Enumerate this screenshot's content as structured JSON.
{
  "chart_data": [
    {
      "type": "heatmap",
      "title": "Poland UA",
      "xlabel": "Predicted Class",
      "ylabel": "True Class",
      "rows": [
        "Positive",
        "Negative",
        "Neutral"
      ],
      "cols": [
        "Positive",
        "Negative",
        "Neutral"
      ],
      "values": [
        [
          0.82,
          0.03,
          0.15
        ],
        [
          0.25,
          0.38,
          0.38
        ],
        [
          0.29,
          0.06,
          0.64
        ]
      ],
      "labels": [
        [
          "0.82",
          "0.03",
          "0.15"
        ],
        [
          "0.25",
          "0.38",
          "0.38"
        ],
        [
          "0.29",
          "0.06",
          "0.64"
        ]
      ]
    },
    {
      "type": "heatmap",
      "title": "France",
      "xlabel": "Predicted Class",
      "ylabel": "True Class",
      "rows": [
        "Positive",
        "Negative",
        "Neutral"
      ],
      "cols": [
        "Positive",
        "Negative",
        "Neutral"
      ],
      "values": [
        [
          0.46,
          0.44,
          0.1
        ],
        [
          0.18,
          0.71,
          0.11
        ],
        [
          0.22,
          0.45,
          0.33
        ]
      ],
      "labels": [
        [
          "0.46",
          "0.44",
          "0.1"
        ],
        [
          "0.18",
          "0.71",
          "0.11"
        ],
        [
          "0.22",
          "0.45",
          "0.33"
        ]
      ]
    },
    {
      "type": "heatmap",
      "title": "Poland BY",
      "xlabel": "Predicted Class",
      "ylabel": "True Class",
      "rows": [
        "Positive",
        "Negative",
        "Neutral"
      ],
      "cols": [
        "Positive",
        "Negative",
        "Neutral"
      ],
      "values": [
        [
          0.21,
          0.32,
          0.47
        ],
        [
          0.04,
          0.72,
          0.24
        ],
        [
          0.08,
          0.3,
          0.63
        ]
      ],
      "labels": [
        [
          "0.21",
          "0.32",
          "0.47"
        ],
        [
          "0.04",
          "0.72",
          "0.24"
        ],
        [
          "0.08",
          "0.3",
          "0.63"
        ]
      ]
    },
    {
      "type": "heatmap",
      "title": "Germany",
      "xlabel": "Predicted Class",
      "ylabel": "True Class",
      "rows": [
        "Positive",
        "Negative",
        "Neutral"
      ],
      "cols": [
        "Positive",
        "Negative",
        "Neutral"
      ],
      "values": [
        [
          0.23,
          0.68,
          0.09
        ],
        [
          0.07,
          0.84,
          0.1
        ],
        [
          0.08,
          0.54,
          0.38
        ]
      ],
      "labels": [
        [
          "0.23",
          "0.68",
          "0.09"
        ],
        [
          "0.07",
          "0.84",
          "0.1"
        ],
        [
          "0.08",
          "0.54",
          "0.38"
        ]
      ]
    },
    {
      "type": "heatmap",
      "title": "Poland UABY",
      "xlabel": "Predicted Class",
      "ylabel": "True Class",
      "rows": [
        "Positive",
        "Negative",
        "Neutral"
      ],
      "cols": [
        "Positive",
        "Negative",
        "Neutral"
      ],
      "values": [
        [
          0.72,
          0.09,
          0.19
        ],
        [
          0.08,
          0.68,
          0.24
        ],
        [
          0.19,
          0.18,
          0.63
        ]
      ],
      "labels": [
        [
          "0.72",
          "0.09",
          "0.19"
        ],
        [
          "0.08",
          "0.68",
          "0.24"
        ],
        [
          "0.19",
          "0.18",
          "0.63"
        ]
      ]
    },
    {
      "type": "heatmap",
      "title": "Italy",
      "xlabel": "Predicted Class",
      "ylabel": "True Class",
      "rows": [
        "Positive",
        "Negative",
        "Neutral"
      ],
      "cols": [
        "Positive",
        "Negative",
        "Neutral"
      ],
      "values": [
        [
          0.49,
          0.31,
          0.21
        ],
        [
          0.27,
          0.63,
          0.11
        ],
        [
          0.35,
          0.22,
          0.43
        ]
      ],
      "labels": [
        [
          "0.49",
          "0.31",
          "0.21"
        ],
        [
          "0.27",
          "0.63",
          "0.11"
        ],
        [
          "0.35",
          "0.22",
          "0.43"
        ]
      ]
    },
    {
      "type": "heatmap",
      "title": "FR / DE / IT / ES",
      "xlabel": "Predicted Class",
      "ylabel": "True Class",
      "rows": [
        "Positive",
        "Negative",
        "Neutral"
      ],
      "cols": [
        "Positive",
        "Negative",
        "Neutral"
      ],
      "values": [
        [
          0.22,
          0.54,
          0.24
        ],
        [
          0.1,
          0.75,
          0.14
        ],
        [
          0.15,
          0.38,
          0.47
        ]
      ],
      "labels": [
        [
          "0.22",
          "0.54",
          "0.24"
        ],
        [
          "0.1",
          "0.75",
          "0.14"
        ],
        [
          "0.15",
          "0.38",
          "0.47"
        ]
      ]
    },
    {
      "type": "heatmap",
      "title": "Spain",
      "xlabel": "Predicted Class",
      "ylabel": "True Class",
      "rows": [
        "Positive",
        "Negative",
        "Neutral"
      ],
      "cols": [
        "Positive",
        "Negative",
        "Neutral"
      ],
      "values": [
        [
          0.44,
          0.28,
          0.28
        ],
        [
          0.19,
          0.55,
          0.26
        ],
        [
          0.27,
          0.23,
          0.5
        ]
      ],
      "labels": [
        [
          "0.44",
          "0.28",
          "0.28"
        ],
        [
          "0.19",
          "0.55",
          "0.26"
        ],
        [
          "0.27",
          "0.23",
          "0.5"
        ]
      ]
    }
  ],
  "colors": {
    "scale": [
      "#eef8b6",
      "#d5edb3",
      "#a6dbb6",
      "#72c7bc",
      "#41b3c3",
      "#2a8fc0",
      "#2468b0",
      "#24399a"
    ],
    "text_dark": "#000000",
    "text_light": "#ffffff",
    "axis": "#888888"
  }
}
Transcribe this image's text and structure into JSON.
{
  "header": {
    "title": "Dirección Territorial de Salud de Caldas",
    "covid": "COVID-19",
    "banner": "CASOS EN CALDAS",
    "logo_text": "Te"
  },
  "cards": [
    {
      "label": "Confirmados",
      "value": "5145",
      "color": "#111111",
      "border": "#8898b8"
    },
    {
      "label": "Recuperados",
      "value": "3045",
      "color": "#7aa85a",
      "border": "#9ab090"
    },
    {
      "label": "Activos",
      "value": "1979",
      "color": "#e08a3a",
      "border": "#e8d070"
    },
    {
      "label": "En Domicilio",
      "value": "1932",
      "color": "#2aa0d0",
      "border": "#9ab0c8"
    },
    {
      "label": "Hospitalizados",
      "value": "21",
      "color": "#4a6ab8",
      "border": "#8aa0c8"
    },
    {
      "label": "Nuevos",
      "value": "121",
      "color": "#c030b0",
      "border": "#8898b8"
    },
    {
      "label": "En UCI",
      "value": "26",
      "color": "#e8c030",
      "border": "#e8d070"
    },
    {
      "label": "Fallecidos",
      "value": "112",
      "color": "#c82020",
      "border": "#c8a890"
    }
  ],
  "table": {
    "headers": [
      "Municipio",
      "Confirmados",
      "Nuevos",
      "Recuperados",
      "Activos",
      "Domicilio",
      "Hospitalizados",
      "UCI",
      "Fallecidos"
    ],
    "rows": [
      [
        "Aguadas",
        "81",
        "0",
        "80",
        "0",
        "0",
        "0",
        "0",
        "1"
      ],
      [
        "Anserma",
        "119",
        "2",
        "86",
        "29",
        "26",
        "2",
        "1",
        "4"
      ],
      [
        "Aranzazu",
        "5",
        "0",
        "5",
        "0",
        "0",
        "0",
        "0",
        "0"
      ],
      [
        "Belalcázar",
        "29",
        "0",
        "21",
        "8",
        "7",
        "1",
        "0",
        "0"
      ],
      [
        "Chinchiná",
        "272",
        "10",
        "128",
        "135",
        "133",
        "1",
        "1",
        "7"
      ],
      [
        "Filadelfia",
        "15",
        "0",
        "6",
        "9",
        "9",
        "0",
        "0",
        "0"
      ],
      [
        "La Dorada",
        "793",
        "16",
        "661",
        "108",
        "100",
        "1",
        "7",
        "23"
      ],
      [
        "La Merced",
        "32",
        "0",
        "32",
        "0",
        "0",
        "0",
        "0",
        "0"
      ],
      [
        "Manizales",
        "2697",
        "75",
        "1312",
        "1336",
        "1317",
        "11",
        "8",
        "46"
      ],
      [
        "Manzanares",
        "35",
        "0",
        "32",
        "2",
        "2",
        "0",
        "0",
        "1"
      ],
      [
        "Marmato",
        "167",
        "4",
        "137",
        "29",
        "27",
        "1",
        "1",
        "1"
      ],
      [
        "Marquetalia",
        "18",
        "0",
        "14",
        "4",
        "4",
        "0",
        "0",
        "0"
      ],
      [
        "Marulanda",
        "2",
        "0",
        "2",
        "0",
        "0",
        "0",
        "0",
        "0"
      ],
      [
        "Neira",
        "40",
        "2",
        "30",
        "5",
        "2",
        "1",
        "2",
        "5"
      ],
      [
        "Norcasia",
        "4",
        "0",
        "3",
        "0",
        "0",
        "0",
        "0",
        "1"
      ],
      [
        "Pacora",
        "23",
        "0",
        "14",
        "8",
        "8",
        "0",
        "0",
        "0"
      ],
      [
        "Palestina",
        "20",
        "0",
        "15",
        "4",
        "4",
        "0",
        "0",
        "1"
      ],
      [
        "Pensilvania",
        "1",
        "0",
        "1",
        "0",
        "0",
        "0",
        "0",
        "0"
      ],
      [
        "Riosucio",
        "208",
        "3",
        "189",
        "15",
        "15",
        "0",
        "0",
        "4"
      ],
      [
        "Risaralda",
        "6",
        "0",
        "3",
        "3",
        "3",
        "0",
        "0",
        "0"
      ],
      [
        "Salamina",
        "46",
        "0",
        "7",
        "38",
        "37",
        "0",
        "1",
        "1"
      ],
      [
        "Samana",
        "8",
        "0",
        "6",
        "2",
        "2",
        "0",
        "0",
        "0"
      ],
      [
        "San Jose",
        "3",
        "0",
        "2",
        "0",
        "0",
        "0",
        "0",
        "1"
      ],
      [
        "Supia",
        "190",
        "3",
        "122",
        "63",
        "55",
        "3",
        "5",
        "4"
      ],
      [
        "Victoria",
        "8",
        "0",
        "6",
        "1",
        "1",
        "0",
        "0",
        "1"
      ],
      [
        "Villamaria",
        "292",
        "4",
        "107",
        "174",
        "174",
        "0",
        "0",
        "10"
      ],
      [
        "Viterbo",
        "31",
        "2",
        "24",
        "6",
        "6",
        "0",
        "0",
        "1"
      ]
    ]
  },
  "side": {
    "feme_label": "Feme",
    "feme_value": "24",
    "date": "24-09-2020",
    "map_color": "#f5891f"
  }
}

········

**What is needed:** Extract each line holding the string "this".

**Written solution:**
Enumerate this screenshot's content as structured JSON.
Transcribe this image's text and structure into JSON.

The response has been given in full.